-------- MATERIAL FOR THIS EXERCISE --------

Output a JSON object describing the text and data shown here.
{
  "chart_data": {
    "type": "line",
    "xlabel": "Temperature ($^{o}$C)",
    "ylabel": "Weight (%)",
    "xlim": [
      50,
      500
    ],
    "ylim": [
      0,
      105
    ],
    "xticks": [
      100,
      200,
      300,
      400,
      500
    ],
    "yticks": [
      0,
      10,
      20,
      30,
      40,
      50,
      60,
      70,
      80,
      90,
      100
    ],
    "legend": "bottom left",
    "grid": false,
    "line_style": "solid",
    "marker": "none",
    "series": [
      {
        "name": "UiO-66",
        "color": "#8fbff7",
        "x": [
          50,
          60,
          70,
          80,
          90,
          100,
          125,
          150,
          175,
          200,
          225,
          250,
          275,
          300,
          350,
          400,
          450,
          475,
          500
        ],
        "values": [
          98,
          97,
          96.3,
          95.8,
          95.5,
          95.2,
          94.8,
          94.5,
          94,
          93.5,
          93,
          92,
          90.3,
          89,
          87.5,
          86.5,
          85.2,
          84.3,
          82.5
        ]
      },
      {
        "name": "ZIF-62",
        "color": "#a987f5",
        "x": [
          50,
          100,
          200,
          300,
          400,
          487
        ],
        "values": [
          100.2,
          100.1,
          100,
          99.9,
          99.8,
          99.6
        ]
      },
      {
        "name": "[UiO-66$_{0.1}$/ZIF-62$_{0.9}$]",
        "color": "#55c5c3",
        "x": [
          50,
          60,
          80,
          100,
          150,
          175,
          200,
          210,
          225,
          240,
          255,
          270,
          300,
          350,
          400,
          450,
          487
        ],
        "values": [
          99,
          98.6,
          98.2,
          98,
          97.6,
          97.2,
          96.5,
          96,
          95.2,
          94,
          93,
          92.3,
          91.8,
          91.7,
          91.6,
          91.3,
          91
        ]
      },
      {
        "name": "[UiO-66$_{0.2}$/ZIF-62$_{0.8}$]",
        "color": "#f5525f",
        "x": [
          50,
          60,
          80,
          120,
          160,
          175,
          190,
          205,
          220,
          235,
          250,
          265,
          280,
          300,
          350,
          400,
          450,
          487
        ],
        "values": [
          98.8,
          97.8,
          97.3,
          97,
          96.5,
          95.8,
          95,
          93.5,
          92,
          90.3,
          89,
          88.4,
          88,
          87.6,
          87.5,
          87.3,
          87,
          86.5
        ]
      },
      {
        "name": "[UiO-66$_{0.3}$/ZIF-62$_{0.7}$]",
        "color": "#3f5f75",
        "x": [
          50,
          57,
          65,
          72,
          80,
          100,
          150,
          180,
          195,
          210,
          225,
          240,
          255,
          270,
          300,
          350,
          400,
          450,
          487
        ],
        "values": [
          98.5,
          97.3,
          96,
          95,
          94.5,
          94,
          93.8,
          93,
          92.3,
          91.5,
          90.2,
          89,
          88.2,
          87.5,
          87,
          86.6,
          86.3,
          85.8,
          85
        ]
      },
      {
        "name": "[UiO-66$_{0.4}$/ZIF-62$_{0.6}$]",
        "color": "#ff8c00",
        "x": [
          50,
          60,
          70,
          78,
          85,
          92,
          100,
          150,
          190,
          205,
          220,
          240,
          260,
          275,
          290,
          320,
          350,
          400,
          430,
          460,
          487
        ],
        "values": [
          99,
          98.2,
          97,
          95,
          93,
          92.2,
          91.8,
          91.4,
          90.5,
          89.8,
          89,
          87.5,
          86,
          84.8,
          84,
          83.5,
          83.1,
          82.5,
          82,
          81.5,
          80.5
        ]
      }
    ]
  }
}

--------

**REQUIRED TASK**: Your task is to output all of the data above word for word.

**ANSWER FOR THIS EXERCISE**:
Output a JSON object describing the text and data shown here.
{
  "chart_data": {
    "type": "line",
    "xlabel": "Temperature ($^{o}$C)",
    "ylabel": "Weight (%)",
    "xlim": [
      50,
      500
    ],
    "ylim": [
      0,
      105
    ],
    "xticks": [
      100,
      200,
      300,
      400,
      500
    ],
    "yticks": [
      0,
      10,
      20,
      30,
      40,
      50,
      60,
      70,
      80,
      90,
      100
    ],
    "legend": "bottom left",
    "grid": false,
    "line_style": "solid",
    "marker": "none",
    "series": [
      {
        "name": "UiO-66",
        "color": "#8fbff7",
        "x": [
          50,
          60,
          70,
          80,
          90,
          100,
          125,
          150,
          175,
          200,
          225,
          250,
          275,
          300,
          350,
          400,
          450,
          475,
          500
        ],
        "values": [
          98,
          97,
          96.3,
          95.8,
          95.5,
          95.2,
          94.8,
          94.5,
          94,
          93.5,
          93,
          92,
          90.3,
          89,
          87.5,
          86.5,
          85.2,
          84.3,
          82.5
        ]
      },
      {
        "name": "ZIF-62",
        "color": "#a987f5",
        "x": [
          50,
          100,
          200,
          300,
          400,
          487
        ],
        "values": [
          100.2,
          100.1,
          100,
          99.9,
          99.8,
          99.6
        ]
      },
      {
        "name": "[UiO-66$_{0.1}$/ZIF-62$_{0.9}$]",
        "color": "#55c5c3",
        "x": [
          50,
          60,
          80,
          100,
          150,
          175,
          200,
          210,
          225,
          240,
          255,
          270,
          300,
          350,
          400,
          450,
          487
        ],
        "values": [
          99,
          98.6,
          98.2,
          98,
          97.6,
          97.2,
          96.5,
          96,
          95.2,
          94,
          93,
          92.3,
          91.8,
          91.7,
          91.6,
          91.3,
          91
        ]
      },
      {
        "name": "[UiO-66$_{0.2}$/ZIF-62$_{0.8}$]",
        "color": "#f5525f",
        "x": [
          50,
          60,
          80,
          120,
          160,
          175,
          190,
          205,
          220,
          235,
          250,
          265,
          280,
          300,
          350,
          400,
          450,
          487
        ],
        "values": [
          98.8,
          97.8,
          97.3,
          97,
          96.5,
          95.8,
          95,
          93.5,
          92,
          90.3,
          89,
          88.4,
          88,
          87.6,
          87.5,
          87.3,
          87,
          86.5
        ]
      },
      {
        "name": "[UiO-66$_{0.3}$/ZIF-62$_{0.7}$]",
        "color": "#3f5f75",
        "x": [
          50,
          57,
          65,
          72,
          80,
          100,
          150,
          180,
          195,
          210,
          225,
          240,
          255,
          270,
          300,
          350,
          400,
          450,
          487
        ],
        "values": [
          98.5,
          97.3,
          96,
          95,
          94.5,
          94,
          93.8,
          93,
          92.3,
          91.5,
          90.2,
          89,
          88.2,
          87.5,
          87,
          86.6,
          86.3,
          85.8,
          85
        ]
      },
      {
        "name": "[UiO-66$_{0.4}$/ZIF-62$_{0.6}$]",
        "color": "#ff8c00",
        "x": [
          50,
          60,
          70,
          78,
          85,
          92,
          100,
          150,
          190,
          205,
          220,
          240,
          260,
          275,
          290,
          320,
          350,
          400,
          430,
          460,
          487
        ],
        "values": [
          99,
          98.2,
          97,
          95,
          93,
          92.2,
          91.8,
          91.4,
          90.5,
          89.8,
          89,
          87.5,
          86,
          84.8,
          84,
          83.5,
          83.1,
          82.5,
          82,
          81.5,
          80.5
        ]
      }
    ]
  }
}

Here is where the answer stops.